Extract provided –

[Begin]

UNPUBLISHED
UNITED STATES COURT OF APPEALS
FOR THE FOURTH CIRCUIT
No. 12-4686
UNITED STATES OF AMERICA,
Plaintiff – Appellee,
v.
LAMONT VAN HARRIS,
Defendant - Appellant.
Appeal from the United States District Court for the Southern
District of West Virginia, at Charleston. Thomas E. Johnston,
District Judge. (2:01-cr-00261-7)
Submitted: February 26, 2013 Decided: February 28, 2013
Before MOTZ, WYNN, and DIAZ, Circuit Judges.
Affirmed by unpublished per curiam opinion.
L. Thompson Price, HOLROYD & YOST, Charleston, West Virginia,
for Appellant. Joshua Clarke Hanks, Assistant United States
Attorney, Charleston, West Virginia, for Appellee.
Unpublished opinions are not binding precedent in this circuit.
PER CURIAM:
Lamont Van Harris appeals the district court’s
judgment revoking his supervised release and sentencing him to
twenty-four months’ imprisonment. Harris’s attorney has filed a
brief pursuant to Anders v. California, 386 U.S. 738 (1967),
asserting that there are no meritorious grounds for appeal, but
questioning whether the district court erred in finding that the
petition to revoke supervised release was timely filed. In his
pro se supplemental brief, Harris contends that he did not
violate the conditions of supervised release based on criminal
activity. The Government did not file a brief. For the reasons
that follow, we affirm.
Harris filed a motion to dismiss the petition to
revoke supervised release as being filed outside the three-year
supervised release period. The total time that elapsed between
Harris’s initial release and the petition was three years, eight
months, and fifteen days. In order for the petition to be
timely, eight months and fifteen days of that period must be
excluded or tolled. We conclude that the district court did not
err in calculating and applying the fugitive tolling doctrine to
Harris’s circumstances and finding the petition timely filed.
See United States v. Buchanan, 638 F.3d 448, 461 (4th Cir.
2011).
2
We review a district court’s judgment revoking
supervised release and imposing a term of imprisonment for abuse
of discretion. United States v. Pregent, 190 F.3d 279, 282 (4th
Cir. 1999). To revoke supervised release, a district court need
only find a violation of a condition of supervised release by a
preponderance of the evidence. 18 U.S.C. § 3583(e)(3) (2006);
United States v. Copley, 978 F.2d 829, 831 (4th Cir. 1992).

[End]

Source excerpt –
[Begin]

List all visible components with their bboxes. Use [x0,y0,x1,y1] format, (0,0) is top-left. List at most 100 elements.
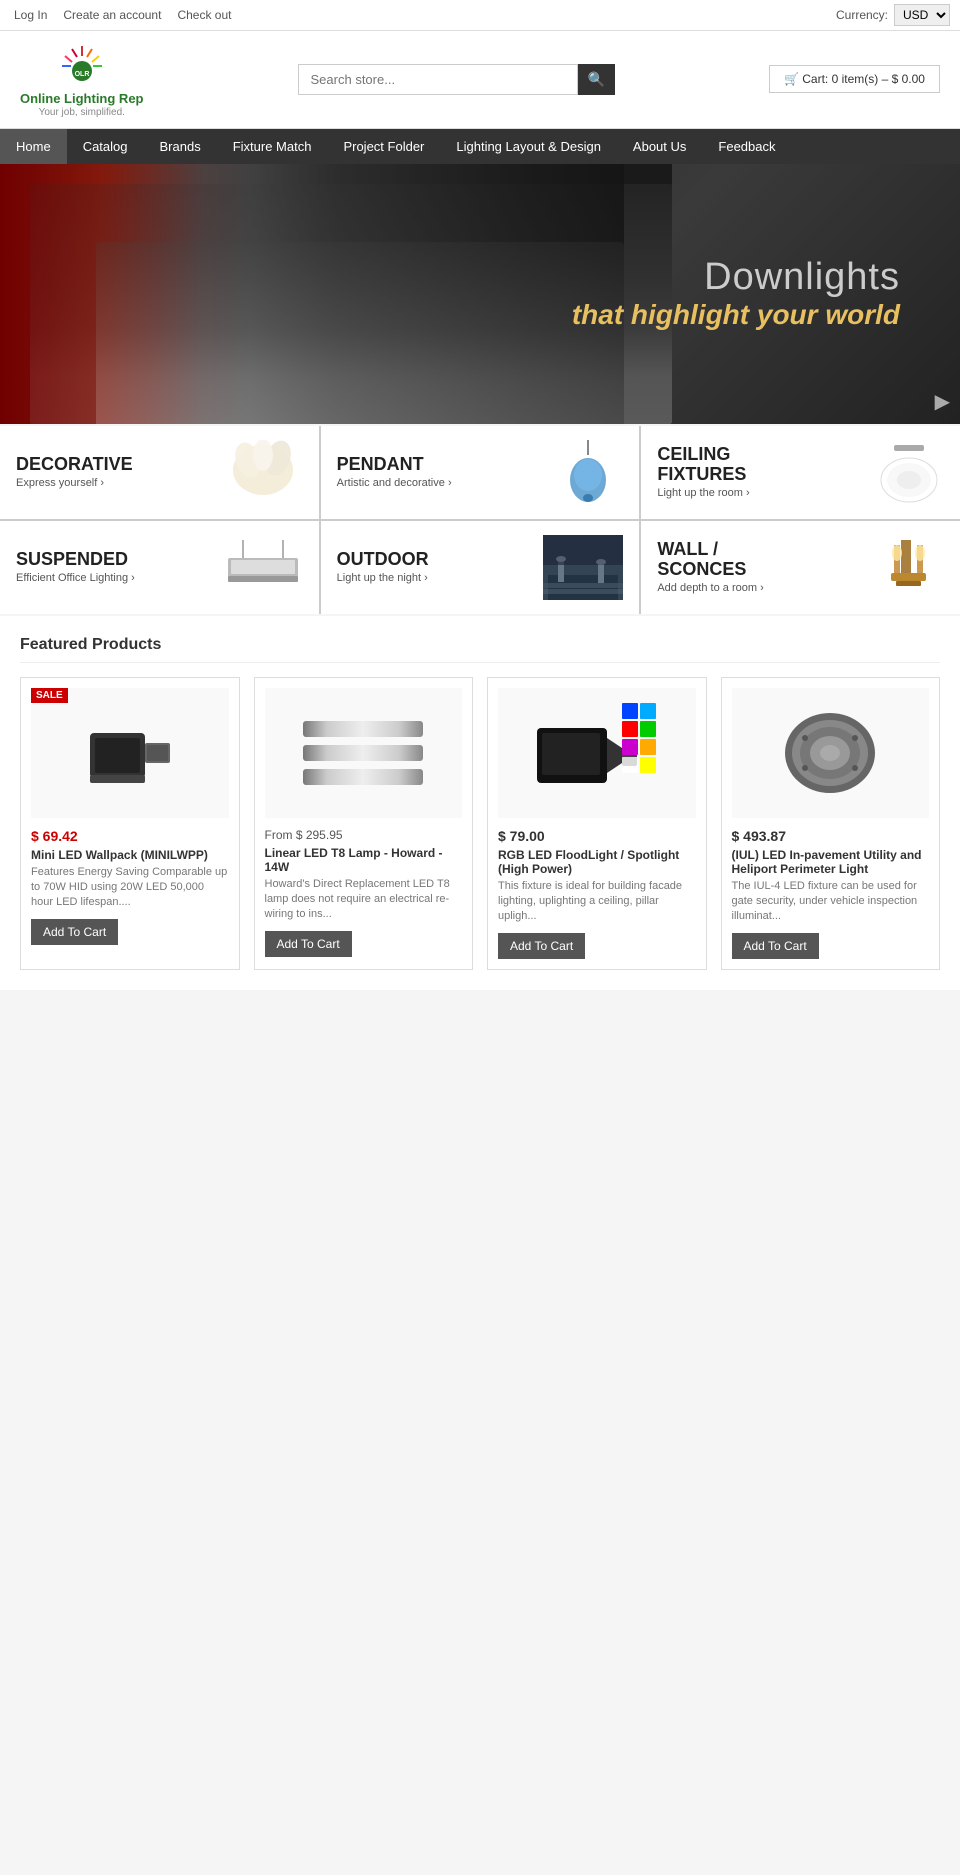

[End]

Exercises –
a. Answer each question about the appeals court opinion in a few words:
(i) Which district court's judgment is being appealed?
(ii) What prison sentence did the district court impose on Harris?
(iii) Under what standard does the court review a judgment revoking supervised release?
b. Carry the appeals court opinion forward from its final sentence, in the same style.
The material above comes from a source separate from the appeals court opinion.

Answers for this exercise –
a.
(i) The United States District Court for the Southern District of West Virginia, at Charleston.
(ii) Twenty-four months' imprisonment.
(iii) Abuse of discretion.

b.
Because the standard of proof for a supervised release violation
is less than that required for a criminal conviction, the
district court may find that the defendant has violated a
condition of his supervised release based on its own finding of
new criminal conduct, even if the defendant is acquitted on
criminal charges arising from the same conduct, or if the
charges against him are dropped. United States v. Stephenson,
928 F.2d 728, 732 (6th Cir. 1991); see also United States v.
Jolibois, 294 F.3d 1110, 1114 (9th Cir. 2002) (violation of
terms of supervised release is determined based on defendant’s
conduct and may be found whether defendant was ever convicted of
any particular offense).
Harris argues in his pro se supplemental brief that he
is innocent of the conduct supporting the petition. However,
because the court was permitted to rely upon the federal
conviction for felon in possession of a firearm, we conclude
that the violations were supported by a preponderance of the
3
evidence and Harris’s supervised release was properly revoked.
See Copley, 978 F.2d at 831; Jolibois, 294 F.3d at 1114.
Although Harris does not assign any error to or
otherwise challenge the twenty-four-month sentence he received,
because this case is before us pursuant to Anders, we have
reviewed the sentence and conclude that it is procedurally and
substantively reasonable. The sentence is not plainly
unreasonable. Accordingly, we affirm Harris’s sentence. United
States v. Crudup, 461 F.3d 433, 438–40 (4th Cir. 2006).
In accordance with Anders, we have reviewed the entire
record in this case and have found no meritorious issues for
appeal. We therefore affirm the district court’s judgment.
This court requires that counsel inform Harris, in writing, of
his right to petition the Supreme Court of the United States for
further review. If Harris requests that a petition be filed,
but counsel believes that such a petition would be frivolous,
then counsel may move in this court at that time for leave to
withdraw from representation. Counsel’s motion must state that
a copy thereof was served on Harris. We dispense with oral
argument because the facts and legal contentions are adequately
presented in the materials before this court and argument would
not aid the decisional process.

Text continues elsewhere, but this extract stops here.